◆ THE EXERCISE: Gather up the lines with the word "values" in them.

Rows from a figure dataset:
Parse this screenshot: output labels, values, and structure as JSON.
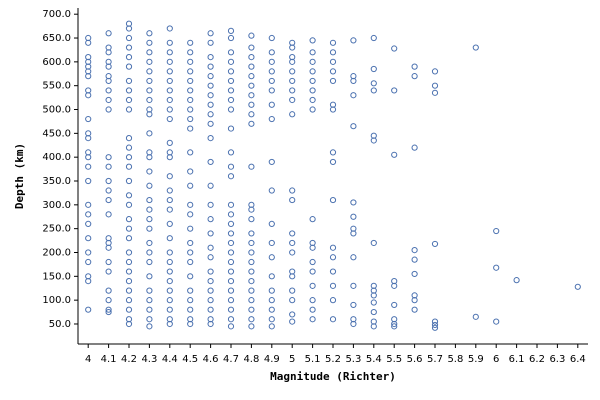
{
  "chart_data": {
    "type": "scatter",
    "x_label": "Magnitude (Richter)",
    "y_label": "Depth (km)",
    "color": "#4c72b0",
    "xlim": [
      3.95,
      6.45
    ],
    "ylim": [
      8,
      713
    ],
    "xticks": [
      4,
      4.1,
      4.2,
      4.3,
      4.4,
      4.5,
      4.6,
      4.7,
      4.8,
      4.9,
      5,
      5.1,
      5.2,
      5.3,
      5.4,
      5.5,
      5.6,
      5.7,
      5.8,
      5.9,
      6,
      6.1,
      6.2,
      6.3,
      6.4
    ],
    "yticks": [
      {
        "value": 50,
        "label": "50.0"
      },
      {
        "value": 100,
        "label": "100.0"
      },
      {
        "value": 150,
        "label": "150.0"
      },
      {
        "value": 200,
        "label": "200.0"
      },
      {
        "value": 250,
        "label": "250.0"
      },
      {
        "value": 300,
        "label": "300.0"
      },
      {
        "value": 350,
        "label": "350.0"
      },
      {
        "value": 400,
        "label": "400.0"
      },
      {
        "value": 450,
        "label": "450.0"
      },
      {
        "value": 500,
        "label": "500.0"
      },
      {
        "value": 550,
        "label": "550.0"
      },
      {
        "value": 600,
        "label": "600.0"
      },
      {
        "value": 650,
        "label": "650.0"
      },
      {
        "value": 700,
        "label": "700.0"
      }
    ],
    "x": [
      4,
      4,
      4,
      4,
      4,
      4,
      4,
      4,
      4,
      4,
      4,
      4,
      4,
      4,
      4,
      4,
      4,
      4,
      4,
      4,
      4,
      4,
      4,
      4,
      4,
      4.1,
      4.1,
      4.1,
      4.1,
      4.1,
      4.1,
      4.1,
      4.1,
      4.1,
      4.1,
      4.1,
      4.1,
      4.1,
      4.1,
      4.1,
      4.1,
      4.1,
      4.1,
      4.1,
      4.1,
      4.1,
      4.1,
      4.1,
      4.1,
      4.1,
      4.2,
      4.2,
      4.2,
      4.2,
      4.2,
      4.2,
      4.2,
      4.2,
      4.2,
      4.2,
      4.2,
      4.2,
      4.2,
      4.2,
      4.2,
      4.2,
      4.2,
      4.2,
      4.2,
      4.2,
      4.2,
      4.2,
      4.2,
      4.2,
      4.2,
      4.2,
      4.2,
      4.2,
      4.2,
      4.3,
      4.3,
      4.3,
      4.3,
      4.3,
      4.3,
      4.3,
      4.3,
      4.3,
      4.3,
      4.3,
      4.3,
      4.3,
      4.3,
      4.3,
      4.3,
      4.3,
      4.3,
      4.3,
      4.3,
      4.3,
      4.3,
      4.3,
      4.3,
      4.3,
      4.3,
      4.3,
      4.3,
      4.4,
      4.4,
      4.4,
      4.4,
      4.4,
      4.4,
      4.4,
      4.4,
      4.4,
      4.4,
      4.4,
      4.4,
      4.4,
      4.4,
      4.4,
      4.4,
      4.4,
      4.4,
      4.4,
      4.4,
      4.4,
      4.4,
      4.4,
      4.4,
      4.4,
      4.4,
      4.4,
      4.4,
      4.5,
      4.5,
      4.5,
      4.5,
      4.5,
      4.5,
      4.5,
      4.5,
      4.5,
      4.5,
      4.5,
      4.5,
      4.5,
      4.5,
      4.5,
      4.5,
      4.5,
      4.5,
      4.5,
      4.5,
      4.5,
      4.5,
      4.5,
      4.5,
      4.5,
      4.6,
      4.6,
      4.6,
      4.6,
      4.6,
      4.6,
      4.6,
      4.6,
      4.6,
      4.6,
      4.6,
      4.6,
      4.6,
      4.6,
      4.6,
      4.6,
      4.6,
      4.6,
      4.6,
      4.6,
      4.6,
      4.6,
      4.6,
      4.6,
      4.6,
      4.7,
      4.7,
      4.7,
      4.7,
      4.7,
      4.7,
      4.7,
      4.7,
      4.7,
      4.7,
      4.7,
      4.7,
      4.7,
      4.7,
      4.7,
      4.7,
      4.7,
      4.7,
      4.7,
      4.7,
      4.7,
      4.7,
      4.7,
      4.7,
      4.7,
      4.7,
      4.7,
      4.8,
      4.8,
      4.8,
      4.8,
      4.8,
      4.8,
      4.8,
      4.8,
      4.8,
      4.8,
      4.8,
      4.8,
      4.8,
      4.8,
      4.8,
      4.8,
      4.8,
      4.8,
      4.8,
      4.8,
      4.8,
      4.8,
      4.8,
      4.8,
      4.8,
      4.9,
      4.9,
      4.9,
      4.9,
      4.9,
      4.9,
      4.9,
      4.9,
      4.9,
      4.9,
      4.9,
      4.9,
      4.9,
      4.9,
      4.9,
      4.9,
      4.9,
      4.9,
      4.9,
      5,
      5,
      5,
      5,
      5,
      5,
      5,
      5,
      5,
      5,
      5,
      5,
      5,
      5,
      5,
      5,
      5,
      5,
      5,
      5,
      5.1,
      5.1,
      5.1,
      5.1,
      5.1,
      5.1,
      5.1,
      5.1,
      5.1,
      5.1,
      5.1,
      5.1,
      5.1,
      5.1,
      5.1,
      5.1,
      5.1,
      5.2,
      5.2,
      5.2,
      5.2,
      5.2,
      5.2,
      5.2,
      5.2,
      5.2,
      5.2,
      5.2,
      5.2,
      5.2,
      5.2,
      5.2,
      5.2,
      5.3,
      5.3,
      5.3,
      5.3,
      5.3,
      5.3,
      5.3,
      5.3,
      5.3,
      5.3,
      5.3,
      5.3,
      5.3,
      5.3,
      5.4,
      5.4,
      5.4,
      5.4,
      5.4,
      5.4,
      5.4,
      5.4,
      5.4,
      5.4,
      5.4,
      5.4,
      5.4,
      5.4,
      5.5,
      5.5,
      5.5,
      5.5,
      5.5,
      5.5,
      5.5,
      5.5,
      5.5,
      5.6,
      5.6,
      5.6,
      5.6,
      5.6,
      5.6,
      5.6,
      5.6,
      5.6,
      5.7,
      5.7,
      5.7,
      5.7,
      5.7,
      5.7,
      5.7,
      5.9,
      5.9,
      6,
      6,
      6,
      6.1,
      6.4
    ],
    "values": [
      650,
      640,
      610,
      600,
      590,
      580,
      570,
      540,
      530,
      480,
      450,
      440,
      410,
      400,
      380,
      350,
      300,
      280,
      260,
      230,
      200,
      180,
      150,
      140,
      80,
      660,
      630,
      620,
      600,
      590,
      570,
      560,
      540,
      520,
      500,
      400,
      380,
      350,
      330,
      310,
      280,
      230,
      220,
      210,
      180,
      160,
      120,
      100,
      80,
      75,
      680,
      670,
      650,
      630,
      610,
      590,
      560,
      540,
      520,
      500,
      440,
      420,
      400,
      380,
      350,
      320,
      300,
      270,
      250,
      230,
      200,
      180,
      160,
      140,
      120,
      100,
      80,
      60,
      50,
      660,
      640,
      620,
      600,
      580,
      560,
      540,
      520,
      500,
      490,
      450,
      410,
      400,
      370,
      340,
      310,
      290,
      270,
      250,
      220,
      200,
      180,
      150,
      120,
      100,
      80,
      60,
      45,
      670,
      640,
      620,
      600,
      580,
      560,
      540,
      520,
      500,
      480,
      430,
      410,
      400,
      360,
      330,
      310,
      290,
      260,
      230,
      200,
      180,
      160,
      140,
      120,
      100,
      80,
      60,
      50,
      640,
      620,
      600,
      580,
      560,
      540,
      520,
      500,
      480,
      460,
      410,
      370,
      340,
      300,
      280,
      250,
      220,
      200,
      180,
      150,
      120,
      100,
      80,
      60,
      50,
      660,
      640,
      610,
      590,
      570,
      550,
      530,
      510,
      490,
      470,
      440,
      390,
      340,
      300,
      270,
      240,
      210,
      190,
      160,
      140,
      120,
      100,
      80,
      60,
      50,
      665,
      650,
      620,
      600,
      580,
      560,
      540,
      520,
      500,
      460,
      410,
      380,
      360,
      300,
      280,
      260,
      240,
      220,
      200,
      180,
      160,
      140,
      120,
      100,
      80,
      60,
      45,
      655,
      630,
      610,
      590,
      570,
      550,
      530,
      510,
      490,
      470,
      380,
      300,
      290,
      270,
      240,
      220,
      200,
      180,
      160,
      140,
      120,
      100,
      80,
      60,
      45,
      650,
      620,
      600,
      580,
      560,
      540,
      510,
      480,
      390,
      330,
      260,
      220,
      190,
      150,
      120,
      100,
      80,
      60,
      45,
      640,
      630,
      610,
      600,
      580,
      560,
      540,
      520,
      490,
      330,
      310,
      240,
      220,
      200,
      160,
      150,
      120,
      100,
      70,
      55,
      645,
      620,
      600,
      580,
      560,
      540,
      520,
      500,
      270,
      220,
      210,
      180,
      160,
      130,
      100,
      80,
      60,
      640,
      620,
      600,
      580,
      560,
      510,
      500,
      410,
      390,
      310,
      210,
      190,
      160,
      130,
      100,
      60,
      645,
      570,
      560,
      530,
      465,
      305,
      275,
      250,
      240,
      190,
      130,
      90,
      60,
      50,
      650,
      585,
      555,
      540,
      445,
      435,
      220,
      130,
      120,
      110,
      95,
      75,
      55,
      45,
      628,
      540,
      405,
      140,
      130,
      90,
      60,
      50,
      45,
      590,
      570,
      420,
      205,
      185,
      155,
      110,
      100,
      80,
      580,
      550,
      535,
      218,
      55,
      48,
      42,
      630,
      65,
      245,
      168,
      55,
      142,
      128
    ]
  }
}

◆ COMPLETED TASK:
Parse this screenshot: output labels, values, and structure as JSON.
    "values": [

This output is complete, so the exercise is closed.